→ **Exercise details**: Pull out every line in the data that has the string "text" in it.

+++ Data supplied

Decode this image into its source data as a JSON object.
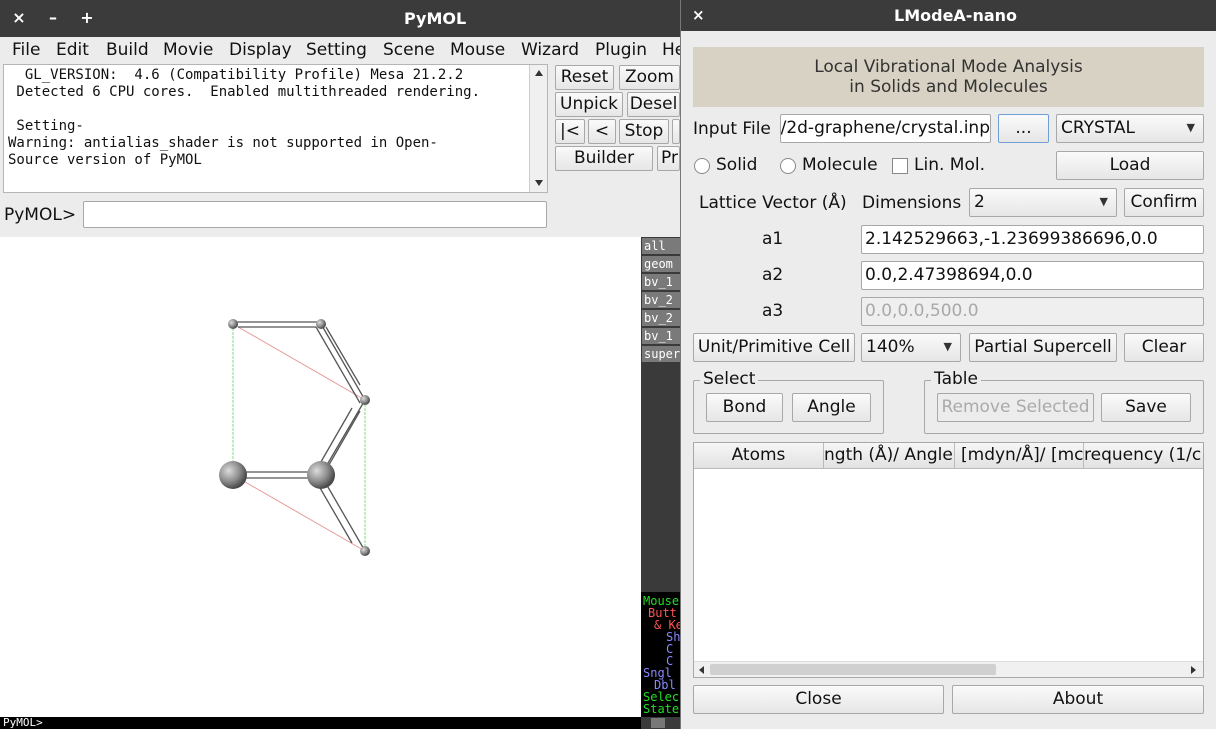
{
  "pymol": {
    "title": "PyMOL",
    "window_buttons": {
      "close": "×",
      "minimize": "–",
      "maximize": "+"
    },
    "menu": [
      "File",
      "Edit",
      "Build",
      "Movie",
      "Display",
      "Setting",
      "Scene",
      "Mouse",
      "Wizard",
      "Plugin",
      "He"
    ],
    "log_lines": [
      "  GL_VERSION:  4.6 (Compatibility Profile) Mesa 21.2.2",
      " Detected 6 CPU cores.  Enabled multithreaded rendering.",
      "",
      " Setting-",
      "Warning: antialias_shader is not supported in Open-",
      "Source version of PyMOL"
    ],
    "buttons": {
      "reset": "Reset",
      "zoom": "Zoom",
      "unpick": "Unpick",
      "deselect": "Desel",
      "rewind": "|<",
      "back": "<",
      "stop": "Stop",
      "builder": "Builder",
      "properties": "Pr"
    },
    "prompt_label": "PyMOL>",
    "command_value": "",
    "objects": [
      "all",
      "geom",
      "bv_1",
      "bv_2",
      "bv_2",
      "bv_1",
      "super"
    ],
    "mouse_panel": [
      {
        "text": "Mouse",
        "color": "#22dd22"
      },
      {
        "text": "Butt",
        "color": "#ff5555"
      },
      {
        "text": "& Ke",
        "color": "#ff5555"
      },
      {
        "text": "Sh",
        "color": "#8888ff"
      },
      {
        "text": "C",
        "color": "#8888ff"
      },
      {
        "text": "C",
        "color": "#8888ff"
      },
      {
        "text": "Sngl",
        "color": "#8888ff"
      },
      {
        "text": "Dbl",
        "color": "#8888ff"
      },
      {
        "text": "Selec",
        "color": "#22dd22"
      },
      {
        "text": "State",
        "color": "#22dd22"
      }
    ],
    "status_line": "PyMOL>"
  },
  "lmodea": {
    "title": "LModeA-nano",
    "close_glyph": "×",
    "banner_line1": "Local Vibrational Mode Analysis",
    "banner_line2": "in Solids and Molecules",
    "input_file_label": "Input File",
    "input_file_value": "/2d-graphene/crystal.inp",
    "browse_label": "...",
    "program_selected": "CRYSTAL",
    "solid_label": "Solid",
    "molecule_label": "Molecule",
    "linear_label": "Lin. Mol.",
    "load_label": "Load",
    "lattice_label": "Lattice Vector (Å)",
    "dimensions_label": "Dimensions",
    "dimensions_selected": "2",
    "confirm_label": "Confirm",
    "vectors": [
      {
        "label": "a1",
        "value": "2.142529663,-1.23699386696,0.0"
      },
      {
        "label": "a2",
        "value": "0.0,2.47398694,0.0"
      },
      {
        "label": "a3",
        "value": "0.0,0.0,500.0"
      }
    ],
    "cell_button": "Unit/Primitive Cell",
    "scale_selected": "140%",
    "supercell_button": "Partial Supercell",
    "clear_button": "Clear",
    "select_group": "Select",
    "bond_button": "Bond",
    "angle_button": "Angle",
    "table_group": "Table",
    "remove_button": "Remove Selected",
    "save_button": "Save",
    "columns": [
      "Atoms",
      "ngth (Å)/ Angle",
      "[mdyn/Å]/ [mc",
      "requency (1/c"
    ],
    "close_button": "Close",
    "about_button": "About"
  }
}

++++++

→ **Reply to the task**:
        "text": "Mouse",
        "text": "Butt",
        "text": "& Ke",
        "text": "Sh",
        "text": "C",
        "text": "C",
        "text": "Sngl",
        "text": "Dbl",
        "text": "Selec",
        "text": "State",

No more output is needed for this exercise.